文書の一節:
■ ■ ■ ■

動作させる少なくとも1つの打抜き工具51を選択する工程であって、供給圧力PAを有する油を送出するように構成されている、可逆型の第1ポンプ3と、選択された打抜き工具51に作用する油圧シリンダ2と、の間に介在するそれぞれの切替え弁4を作動させて開くことによって選択する工程。
油圧シリンダ2の推力チャンバ22内に加圧された油を送るために、第1ポンプ3を第1回転方向に駆動して、前記油圧シリンダ2のピストン21を作業方向に沿って押し、前記ピストン21に関連付けられた、選択された打抜き工具51が、工作物100に対して機械加工を実行することを可能にする工程。
前記機械加工が実行されると、推力チャンバ22から油を吸引するために、第1ポンプ3を逆の第2回転方向に駆動して、油圧アキュムレータ5によって油圧シリンダ2の戻りチャンバ23に送られる加圧された油によってピストン21を戻り方向に沿って押し、打抜き工具51を工作物100から引き離し、遠ざけることを可能にする工程。
【0045】
前記方法は、第1ポンプ3の前記駆動の間、第1作業圧力P1に達するまで油圧シリンダ2の推力チャンバ22に油を送るために、特に第1ポンプ3に結合、接続された第2ポンプ7を第1回転方向にさらに駆動する工程であって、第1作業圧力P1を超えると、第1差動弁8を作動させることによって、第2可逆ポンプ7は再循環に組み込まれ、油の送り先となる油溜め15に接続される工程をさらに含む。前記方法は、第1可逆ポンプ3の前記駆動の間、推力チャンバ22の油の圧力が第2作業圧力P2を超えると、第2差動弁9を作動させることによって、油圧シリンダ2の戻りチャンバ23を油溜め15に接続する工程をさらに含む。

■ ■ ■ ■

データ抜粋:
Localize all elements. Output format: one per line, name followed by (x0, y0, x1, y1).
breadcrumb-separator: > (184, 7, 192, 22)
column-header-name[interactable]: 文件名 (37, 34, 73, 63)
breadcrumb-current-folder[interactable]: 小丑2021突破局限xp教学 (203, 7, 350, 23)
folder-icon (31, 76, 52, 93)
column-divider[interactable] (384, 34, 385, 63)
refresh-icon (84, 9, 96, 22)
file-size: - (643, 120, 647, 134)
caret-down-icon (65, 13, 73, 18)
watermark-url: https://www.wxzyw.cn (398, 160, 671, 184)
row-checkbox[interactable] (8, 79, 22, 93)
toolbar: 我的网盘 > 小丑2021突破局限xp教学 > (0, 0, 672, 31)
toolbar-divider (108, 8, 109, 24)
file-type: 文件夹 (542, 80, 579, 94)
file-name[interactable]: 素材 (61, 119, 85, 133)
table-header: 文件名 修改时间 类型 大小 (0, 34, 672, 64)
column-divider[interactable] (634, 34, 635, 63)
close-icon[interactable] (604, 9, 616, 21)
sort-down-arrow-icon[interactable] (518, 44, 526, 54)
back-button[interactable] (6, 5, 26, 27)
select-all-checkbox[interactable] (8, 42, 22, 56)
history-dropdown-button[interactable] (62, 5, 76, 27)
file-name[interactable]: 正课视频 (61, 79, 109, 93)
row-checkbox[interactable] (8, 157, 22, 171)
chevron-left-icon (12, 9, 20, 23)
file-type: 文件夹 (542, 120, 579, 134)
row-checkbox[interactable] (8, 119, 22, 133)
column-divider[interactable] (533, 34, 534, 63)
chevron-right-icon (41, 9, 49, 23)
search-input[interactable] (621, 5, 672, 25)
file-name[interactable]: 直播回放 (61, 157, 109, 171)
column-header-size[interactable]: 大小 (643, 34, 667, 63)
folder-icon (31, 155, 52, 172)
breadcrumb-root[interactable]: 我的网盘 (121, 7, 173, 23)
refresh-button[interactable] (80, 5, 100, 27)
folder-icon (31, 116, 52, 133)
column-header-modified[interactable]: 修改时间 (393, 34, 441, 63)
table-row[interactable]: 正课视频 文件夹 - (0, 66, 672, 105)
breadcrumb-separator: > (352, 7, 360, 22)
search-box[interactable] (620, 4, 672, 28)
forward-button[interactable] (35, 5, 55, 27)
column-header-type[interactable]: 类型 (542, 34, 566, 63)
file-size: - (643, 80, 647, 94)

■ ■ ■ ■

上の文書の一節では、第1作業圧力P1を超えたとき、第2可逆ポンプ7はどこにつながれると書かれていますか。

油の送り先となる油溜め15につながれます。